(VORLIEGENDER TEXT):
Reaktionen

Schock in Bulgarien

Helfer am Anschlagsort im bulgarischen Burgas (2012) Foto: Flash 90

Bis zu dieser Woche, sagen Vertreter der kleinen jüdischen Gemeinde in Bulgarien, hätten sie sich vor Hassverbrechen und Terrorismus gut geschützt gefühlt. Doch nach dem Selbstmordanschlag auf einen Reisebus mit israelischen Touristen vor dem Sarafovo-Flughafen in Burgas an der Schwarzmeerküste, bei dem am vergangenen Mittwoch fünf Israelis und der Busfahrer getötet wurden, sprechen die Juden des Landes davon, dass sich ihr Gefühl von Sicherheit ins Gegenteil verkehrt hat.

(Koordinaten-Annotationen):
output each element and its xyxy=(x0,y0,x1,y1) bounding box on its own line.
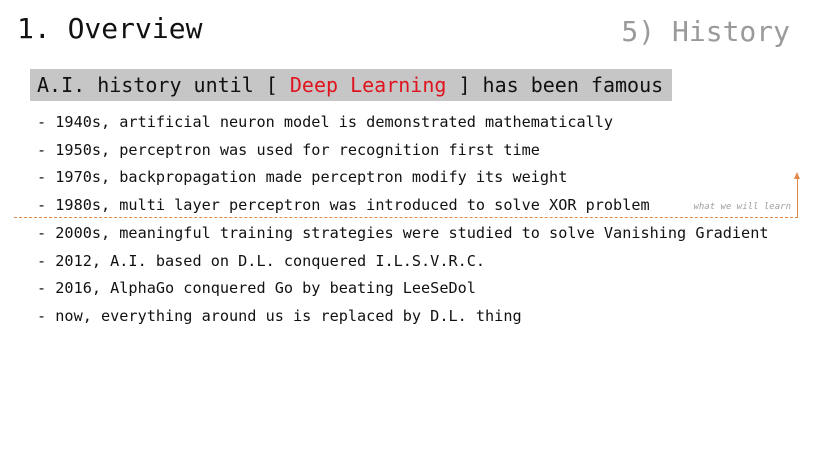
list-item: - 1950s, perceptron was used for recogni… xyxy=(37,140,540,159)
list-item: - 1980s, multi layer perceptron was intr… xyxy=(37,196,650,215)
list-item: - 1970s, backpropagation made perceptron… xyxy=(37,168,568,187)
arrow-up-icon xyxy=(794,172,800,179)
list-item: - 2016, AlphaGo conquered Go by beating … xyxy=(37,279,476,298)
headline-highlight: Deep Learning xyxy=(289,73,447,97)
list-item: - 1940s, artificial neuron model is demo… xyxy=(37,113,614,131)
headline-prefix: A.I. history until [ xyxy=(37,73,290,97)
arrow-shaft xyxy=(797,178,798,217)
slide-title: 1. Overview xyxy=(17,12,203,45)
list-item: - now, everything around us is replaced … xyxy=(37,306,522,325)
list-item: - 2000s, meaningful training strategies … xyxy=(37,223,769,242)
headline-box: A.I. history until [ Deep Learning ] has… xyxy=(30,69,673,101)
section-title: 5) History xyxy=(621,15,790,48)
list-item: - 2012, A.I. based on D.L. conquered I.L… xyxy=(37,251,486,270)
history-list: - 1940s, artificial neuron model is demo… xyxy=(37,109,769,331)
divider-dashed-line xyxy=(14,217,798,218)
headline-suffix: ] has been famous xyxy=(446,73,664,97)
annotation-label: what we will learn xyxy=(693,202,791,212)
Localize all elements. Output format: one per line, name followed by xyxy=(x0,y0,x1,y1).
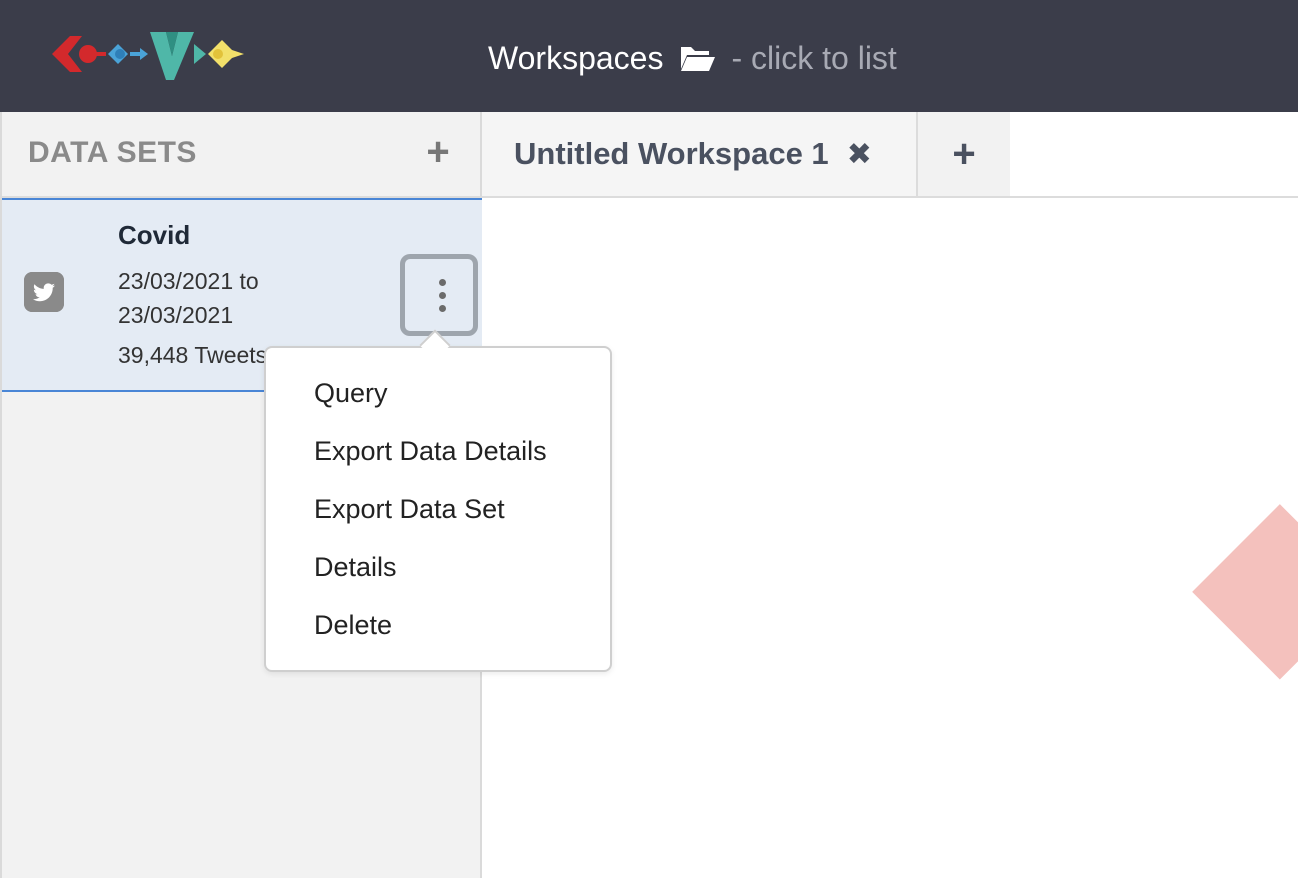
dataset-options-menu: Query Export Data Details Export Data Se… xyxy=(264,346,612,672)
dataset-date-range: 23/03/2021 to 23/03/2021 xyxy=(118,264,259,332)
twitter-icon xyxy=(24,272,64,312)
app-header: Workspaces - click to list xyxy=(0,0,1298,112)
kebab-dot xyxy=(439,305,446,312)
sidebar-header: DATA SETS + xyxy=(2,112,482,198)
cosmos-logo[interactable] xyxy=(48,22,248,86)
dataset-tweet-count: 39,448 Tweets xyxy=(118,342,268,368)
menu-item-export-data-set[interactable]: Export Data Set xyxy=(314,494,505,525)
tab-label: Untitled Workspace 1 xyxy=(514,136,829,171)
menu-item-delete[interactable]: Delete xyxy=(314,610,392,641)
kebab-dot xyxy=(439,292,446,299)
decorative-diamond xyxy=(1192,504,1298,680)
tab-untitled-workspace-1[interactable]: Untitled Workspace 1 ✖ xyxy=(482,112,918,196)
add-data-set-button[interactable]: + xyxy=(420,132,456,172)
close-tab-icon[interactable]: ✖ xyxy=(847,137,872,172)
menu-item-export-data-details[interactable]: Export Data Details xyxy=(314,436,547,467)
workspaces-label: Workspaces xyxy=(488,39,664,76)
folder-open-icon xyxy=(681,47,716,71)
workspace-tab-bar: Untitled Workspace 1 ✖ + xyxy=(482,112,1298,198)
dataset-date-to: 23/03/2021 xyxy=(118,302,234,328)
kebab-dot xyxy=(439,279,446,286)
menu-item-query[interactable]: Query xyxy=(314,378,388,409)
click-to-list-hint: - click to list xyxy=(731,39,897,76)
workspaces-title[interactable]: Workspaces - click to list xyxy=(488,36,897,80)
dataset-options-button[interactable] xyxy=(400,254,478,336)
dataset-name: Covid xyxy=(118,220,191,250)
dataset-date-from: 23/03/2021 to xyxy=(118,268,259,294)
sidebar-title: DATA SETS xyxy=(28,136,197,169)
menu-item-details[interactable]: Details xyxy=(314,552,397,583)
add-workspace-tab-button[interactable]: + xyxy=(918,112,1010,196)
==
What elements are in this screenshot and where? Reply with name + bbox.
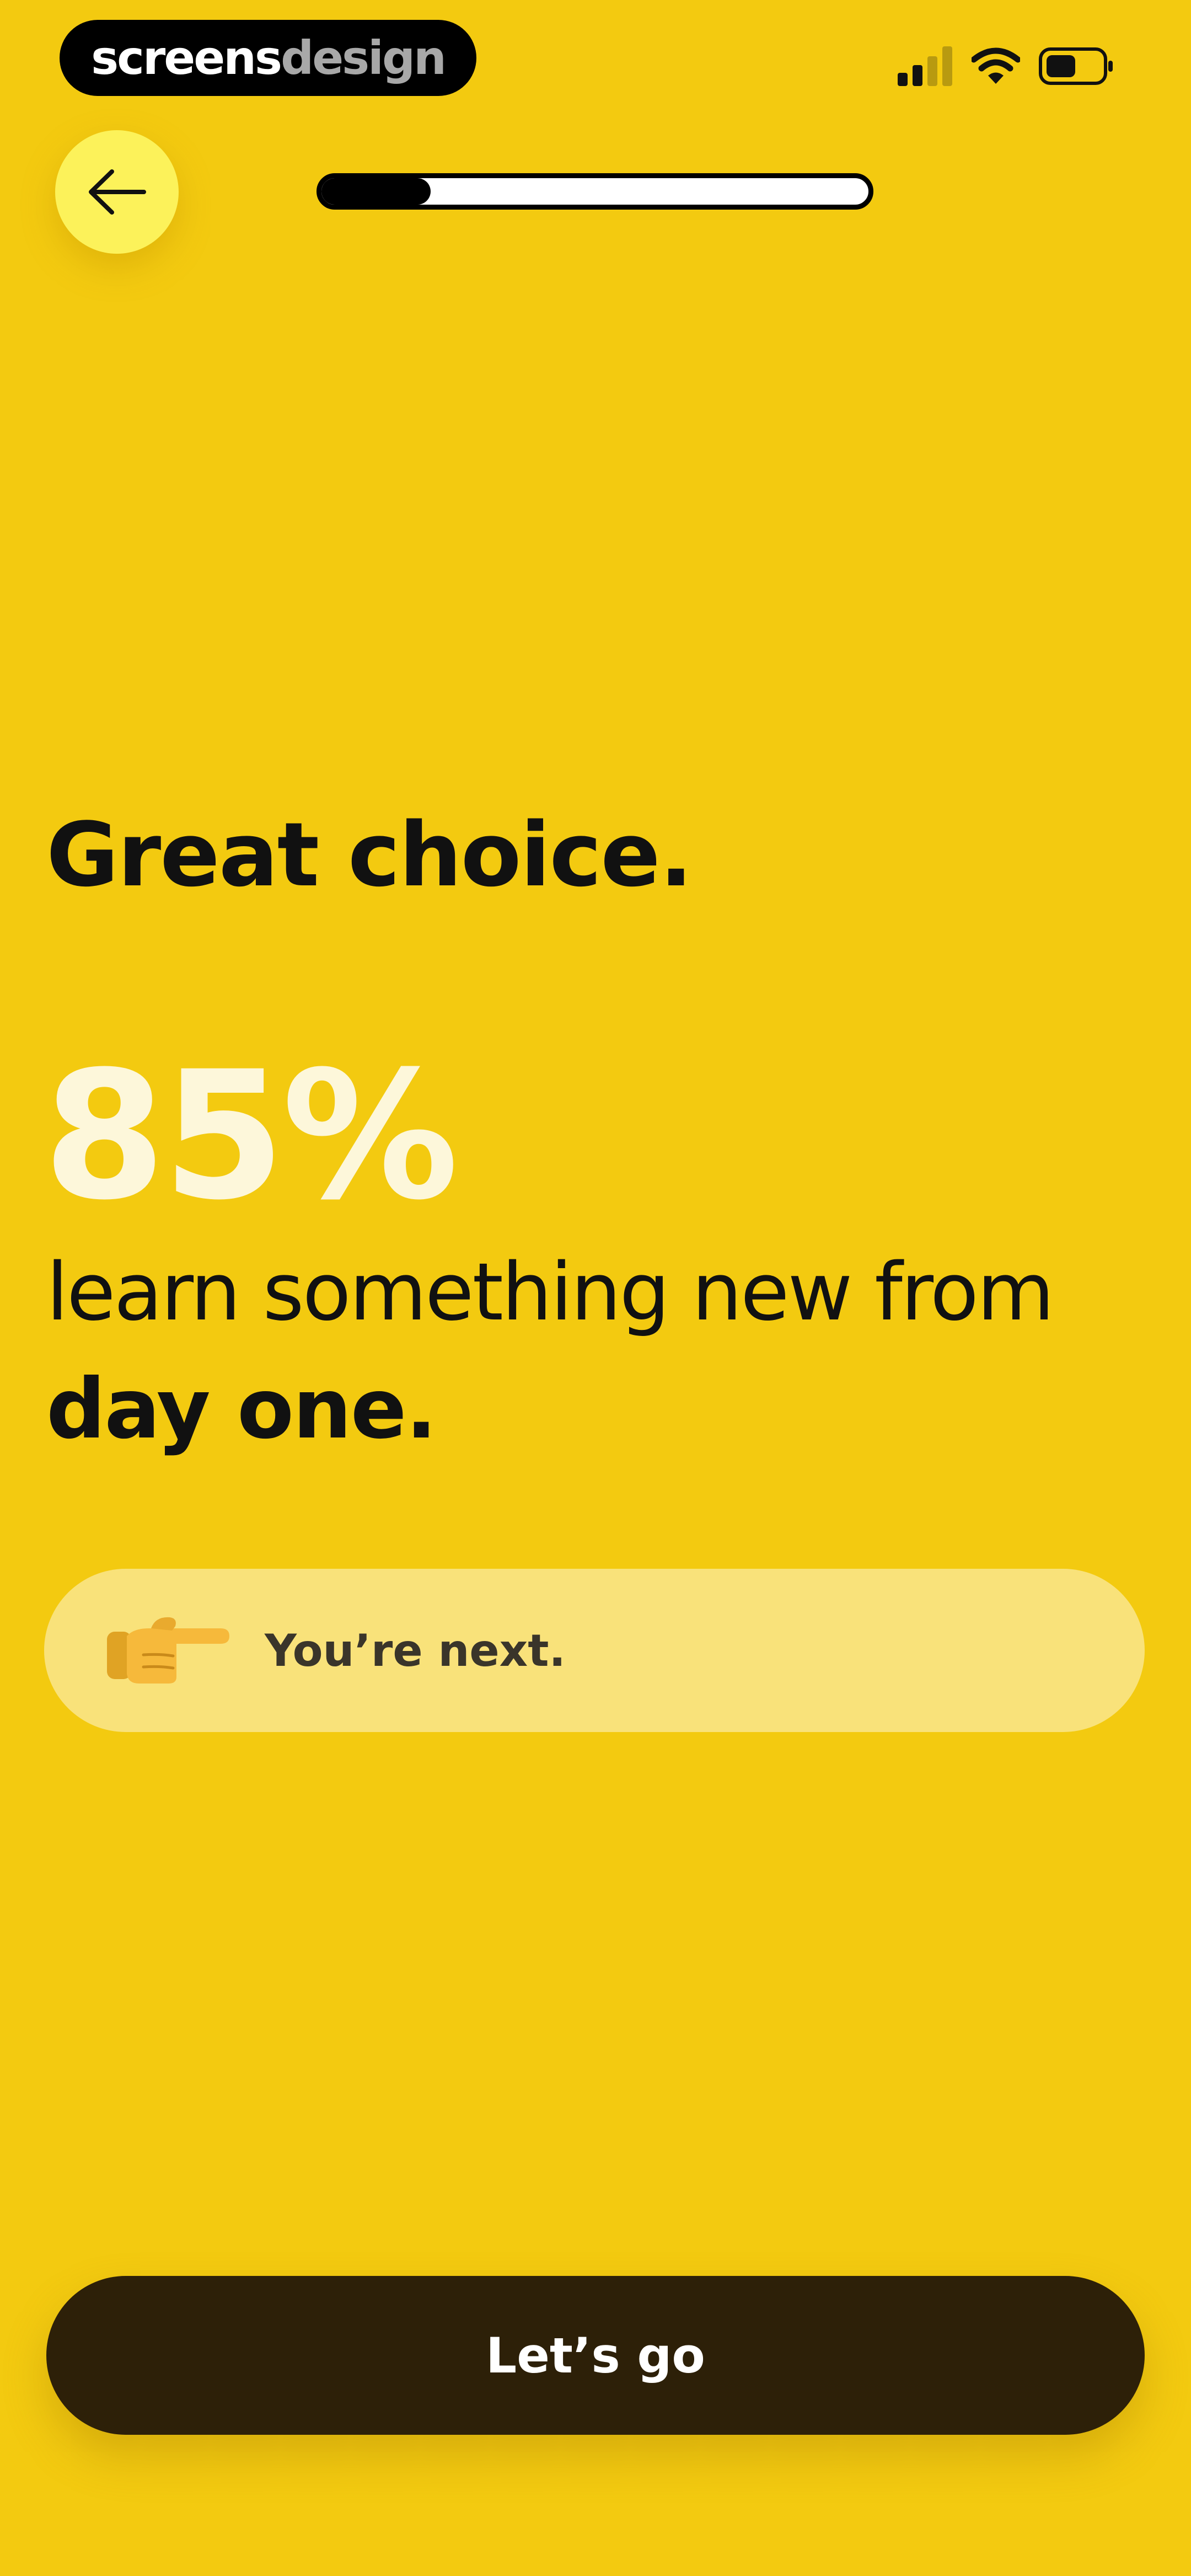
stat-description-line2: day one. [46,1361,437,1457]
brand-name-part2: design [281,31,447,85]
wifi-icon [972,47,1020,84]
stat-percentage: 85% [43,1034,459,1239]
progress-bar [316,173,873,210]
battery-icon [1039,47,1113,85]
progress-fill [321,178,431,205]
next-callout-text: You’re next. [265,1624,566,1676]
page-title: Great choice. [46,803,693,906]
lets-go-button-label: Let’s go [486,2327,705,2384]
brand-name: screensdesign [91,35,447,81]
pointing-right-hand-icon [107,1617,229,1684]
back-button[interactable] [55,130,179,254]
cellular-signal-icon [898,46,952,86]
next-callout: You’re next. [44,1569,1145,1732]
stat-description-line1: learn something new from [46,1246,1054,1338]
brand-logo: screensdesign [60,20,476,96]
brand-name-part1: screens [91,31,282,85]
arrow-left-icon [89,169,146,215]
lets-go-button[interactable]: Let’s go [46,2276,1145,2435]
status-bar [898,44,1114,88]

(AUFGABEN):
(1) Prüfe, ob die folgenden Aussagen zum Text über den Anschlag in Burgas passen, und antworte jeweils mit Ja oder Nein samt den entscheidenden Worten aus dem Text als genauem Zitat: (a) Bei dem Anschlag starben fünf Israelis und der Busfahrer. (b) Der Anschlag geschah vor einem Bahnhof in Burgas. (c) Die jüdische Gemeinde in Bulgarien wird als groß beschrieben.
(2) Gib die folgenden Zeilen aus den Einträgen Wort für Wort wieder: Fang bei der Zeile mit „list-item: - 1950s, perceptron“ an und hör nach der Zeile mit „arrow-shaft xyxy=(797,178,798,217)“ auf.
Der Text und die Einträge haben nichts miteinander zu tun.

(LÖSUNGEN):
(1)
(a) Ja: „bei dem am vergangenen Mittwoch fünf Israelis und der Busfahrer getötet wurden“
(b) Nein: „vor dem Sarafovo-Flughafen in Burgas“
(c) Nein: „der kleinen jüdischen Gemeinde in Bulgarien“

(2)
list-item: - 1950s, perceptron was used for recogni… xyxy=(37,140,540,159)
list-item: - 1980s, multi layer perceptron was intr… xyxy=(37,196,650,215)
list-item: - 1970s, backpropagation made perceptron… xyxy=(37,168,568,187)
arrow-up-icon xyxy=(794,172,800,179)
list-item: - 2016, AlphaGo conquered Go by beating … xyxy=(37,279,476,298)
headline-highlight: Deep Learning xyxy=(289,73,447,97)
list-item: - 1940s, artificial neuron model is demo… xyxy=(37,113,614,131)
headline-prefix: A.I. history until [ xyxy=(37,73,290,97)
arrow-shaft xyxy=(797,178,798,217)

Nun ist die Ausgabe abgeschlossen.